Items from a data source
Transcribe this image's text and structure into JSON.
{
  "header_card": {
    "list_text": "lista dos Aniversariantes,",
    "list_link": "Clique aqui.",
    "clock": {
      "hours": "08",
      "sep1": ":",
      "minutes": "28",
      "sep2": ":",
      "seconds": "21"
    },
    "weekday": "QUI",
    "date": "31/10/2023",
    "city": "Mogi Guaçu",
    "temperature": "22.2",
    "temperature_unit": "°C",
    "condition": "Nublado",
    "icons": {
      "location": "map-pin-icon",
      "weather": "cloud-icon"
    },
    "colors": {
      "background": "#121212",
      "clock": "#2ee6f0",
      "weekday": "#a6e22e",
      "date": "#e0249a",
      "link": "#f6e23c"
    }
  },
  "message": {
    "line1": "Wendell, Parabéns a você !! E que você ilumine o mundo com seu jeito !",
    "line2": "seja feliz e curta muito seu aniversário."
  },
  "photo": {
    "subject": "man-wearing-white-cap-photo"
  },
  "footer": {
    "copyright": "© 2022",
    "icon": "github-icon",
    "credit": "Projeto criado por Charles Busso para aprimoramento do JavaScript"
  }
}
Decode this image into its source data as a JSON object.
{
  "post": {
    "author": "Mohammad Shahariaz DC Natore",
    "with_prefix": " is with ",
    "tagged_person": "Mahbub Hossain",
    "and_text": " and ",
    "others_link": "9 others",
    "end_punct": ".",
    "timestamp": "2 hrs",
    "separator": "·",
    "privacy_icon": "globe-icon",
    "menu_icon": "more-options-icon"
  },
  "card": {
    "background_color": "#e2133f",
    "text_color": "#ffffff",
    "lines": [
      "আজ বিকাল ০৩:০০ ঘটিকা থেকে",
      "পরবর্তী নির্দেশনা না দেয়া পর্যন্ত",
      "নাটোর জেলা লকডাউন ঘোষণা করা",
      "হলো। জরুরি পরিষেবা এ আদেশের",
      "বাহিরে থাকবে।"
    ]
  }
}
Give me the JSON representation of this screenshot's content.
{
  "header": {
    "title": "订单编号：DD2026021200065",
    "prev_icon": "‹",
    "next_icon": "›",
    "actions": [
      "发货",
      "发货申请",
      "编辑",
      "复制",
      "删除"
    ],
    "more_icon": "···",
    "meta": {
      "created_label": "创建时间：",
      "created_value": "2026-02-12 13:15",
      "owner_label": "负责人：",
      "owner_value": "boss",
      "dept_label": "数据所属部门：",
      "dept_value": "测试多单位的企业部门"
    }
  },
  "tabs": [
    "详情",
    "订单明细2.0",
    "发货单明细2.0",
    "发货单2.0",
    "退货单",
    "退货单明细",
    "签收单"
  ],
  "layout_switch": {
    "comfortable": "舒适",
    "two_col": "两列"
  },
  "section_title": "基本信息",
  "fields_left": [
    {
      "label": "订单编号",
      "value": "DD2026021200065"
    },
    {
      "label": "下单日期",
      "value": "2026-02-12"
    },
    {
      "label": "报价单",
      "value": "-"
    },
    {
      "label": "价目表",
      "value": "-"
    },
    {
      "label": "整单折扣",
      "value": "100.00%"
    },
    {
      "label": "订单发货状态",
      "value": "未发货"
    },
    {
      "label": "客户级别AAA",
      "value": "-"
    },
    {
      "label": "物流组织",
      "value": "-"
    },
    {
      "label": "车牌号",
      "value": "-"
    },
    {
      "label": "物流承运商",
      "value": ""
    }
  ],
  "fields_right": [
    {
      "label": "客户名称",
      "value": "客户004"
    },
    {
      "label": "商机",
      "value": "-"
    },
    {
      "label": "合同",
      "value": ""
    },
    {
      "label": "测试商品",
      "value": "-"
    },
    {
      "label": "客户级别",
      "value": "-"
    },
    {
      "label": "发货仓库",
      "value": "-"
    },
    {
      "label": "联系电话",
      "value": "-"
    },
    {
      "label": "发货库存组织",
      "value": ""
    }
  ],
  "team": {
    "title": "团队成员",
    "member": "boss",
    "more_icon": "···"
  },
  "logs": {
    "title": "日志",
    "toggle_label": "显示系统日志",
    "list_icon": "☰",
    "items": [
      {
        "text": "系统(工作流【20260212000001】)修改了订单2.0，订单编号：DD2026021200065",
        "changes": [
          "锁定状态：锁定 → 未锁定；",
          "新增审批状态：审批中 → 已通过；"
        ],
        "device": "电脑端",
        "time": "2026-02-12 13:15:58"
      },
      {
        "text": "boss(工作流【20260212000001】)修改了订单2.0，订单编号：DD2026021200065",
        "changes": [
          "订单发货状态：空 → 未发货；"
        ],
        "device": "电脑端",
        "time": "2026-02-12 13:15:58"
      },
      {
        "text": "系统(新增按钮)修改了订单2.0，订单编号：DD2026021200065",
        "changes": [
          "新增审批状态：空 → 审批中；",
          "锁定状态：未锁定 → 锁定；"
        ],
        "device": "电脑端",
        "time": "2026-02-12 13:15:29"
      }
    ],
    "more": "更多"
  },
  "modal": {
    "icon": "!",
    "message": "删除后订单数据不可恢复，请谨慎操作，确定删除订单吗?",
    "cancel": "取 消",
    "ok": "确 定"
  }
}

* Given request *
Reproduce all the records precisely.

* Exercise answer *
Transcribe this image's text and structure into JSON.
{
  "header_card": {
    "list_text": "lista dos Aniversariantes,",
    "list_link": "Clique aqui.",
    "clock": {
      "hours": "08",
      "sep1": ":",
      "minutes": "28",
      "sep2": ":",
      "seconds": "21"
    },
    "weekday": "QUI",
    "date": "31/10/2023",
    "city": "Mogi Guaçu",
    "temperature": "22.2",
    "temperature_unit": "°C",
    "condition": "Nublado",
    "icons": {
      "location": "map-pin-icon",
      "weather": "cloud-icon"
    },
    "colors": {
      "background": "#121212",
      "clock": "#2ee6f0",
      "weekday": "#a6e22e",
      "date": "#e0249a",
      "link": "#f6e23c"
    }
  },
  "message": {
    "line1": "Wendell, Parabéns a você !! E que você ilumine o mundo com seu jeito !",
    "line2": "seja feliz e curta muito seu aniversário."
  },
  "photo": {
    "subject": "man-wearing-white-cap-photo"
  },
  "footer": {
    "copyright": "© 2022",
    "icon": "github-icon",
    "credit": "Projeto criado por Charles Busso para aprimoramento do JavaScript"
  }
}
Decode this image into its source data as a JSON object.
{
  "post": {
    "author": "Mohammad Shahariaz DC Natore",
    "with_prefix": " is with ",
    "tagged_person": "Mahbub Hossain",
    "and_text": " and ",
    "others_link": "9 others",
    "end_punct": ".",
    "timestamp": "2 hrs",
    "separator": "·",
    "privacy_icon": "globe-icon",
    "menu_icon": "more-options-icon"
  },
  "card": {
    "background_color": "#e2133f",
    "text_color": "#ffffff",
    "lines": [
      "আজ বিকাল ০৩:০০ ঘটিকা থেকে",
      "পরবর্তী নির্দেশনা না দেয়া পর্যন্ত",
      "নাটোর জেলা লকডাউন ঘোষণা করা",
      "হলো। জরুরি পরিষেবা এ আদেশের",
      "বাহিরে থাকবে।"
    ]
  }
}
Give me the JSON representation of this screenshot's content.
{
  "header": {
    "title": "订单编号：DD2026021200065",
    "prev_icon": "‹",
    "next_icon": "›",
    "actions": [
      "发货",
      "发货申请",
      "编辑",
      "复制",
      "删除"
    ],
    "more_icon": "···",
    "meta": {
      "created_label": "创建时间：",
      "created_value": "2026-02-12 13:15",
      "owner_label": "负责人：",
      "owner_value": "boss",
      "dept_label": "数据所属部门：",
      "dept_value": "测试多单位的企业部门"
    }
  },
  "tabs": [
    "详情",
    "订单明细2.0",
    "发货单明细2.0",
    "发货单2.0",
    "退货单",
    "退货单明细",
    "签收单"
  ],
  "layout_switch": {
    "comfortable": "舒适",
    "two_col": "两列"
  },
  "section_title": "基本信息",
  "fields_left": [
    {
      "label": "订单编号",
      "value": "DD2026021200065"
    },
    {
      "label": "下单日期",
      "value": "2026-02-12"
    },
    {
      "label": "报价单",
      "value": "-"
    },
    {
      "label": "价目表",
      "value": "-"
    },
    {
      "label": "整单折扣",
      "value": "100.00%"
    },
    {
      "label": "订单发货状态",
      "value": "未发货"
    },
    {
      "label": "客户级别AAA",
      "value": "-"
    },
    {
      "label": "物流组织",
      "value": "-"
    },
    {
      "label": "车牌号",
      "value": "-"
    },
    {
      "label": "物流承运商",
      "value": ""
    }
  ],
  "fields_right": [
    {
      "label": "客户名称",
      "value": "客户004"
    },
    {
      "label": "商机",
      "value": "-"
    },
    {
      "label": "合同",
      "value": ""
    },
    {
      "label": "测试商品",
      "value": "-"
    },
    {
      "label": "客户级别",
      "value": "-"
    },
    {
      "label": "发货仓库",
      "value": "-"
    },
    {
      "label": "联系电话",
      "value": "-"
    },
    {
      "label": "发货库存组织",
      "value": ""
    }
  ],
  "team": {
    "title": "团队成员",
    "member": "boss",
    "more_icon": "···"
  },
  "logs": {
    "title": "日志",
    "toggle_label": "显示系统日志",
    "list_icon": "☰",
    "items": [
      {
        "text": "系统(工作流【20260212000001】)修改了订单2.0，订单编号：DD2026021200065",
        "changes": [
          "锁定状态：锁定 → 未锁定；",
          "新增审批状态：审批中 → 已通过；"
        ],
        "device": "电脑端",
        "time": "2026-02-12 13:15:58"
      },
      {
        "text": "boss(工作流【20260212000001】)修改了订单2.0，订单编号：DD2026021200065",
        "changes": [
          "订单发货状态：空 → 未发货；"
        ],
        "device": "电脑端",
        "time": "2026-02-12 13:15:58"
      },
      {
        "text": "系统(新增按钮)修改了订单2.0，订单编号：DD2026021200065",
        "changes": [
          "新增审批状态：空 → 审批中；",
          "锁定状态：未锁定 → 锁定；"
        ],
        "device": "电脑端",
        "time": "2026-02-12 13:15:29"
      }
    ],
    "more": "更多"
  },
  "modal": {
    "icon": "!",
    "message": "删除后订单数据不可恢复，请谨慎操作，确定删除订单吗?",
    "cancel": "取 消",
    "ok": "确 定"
  }
}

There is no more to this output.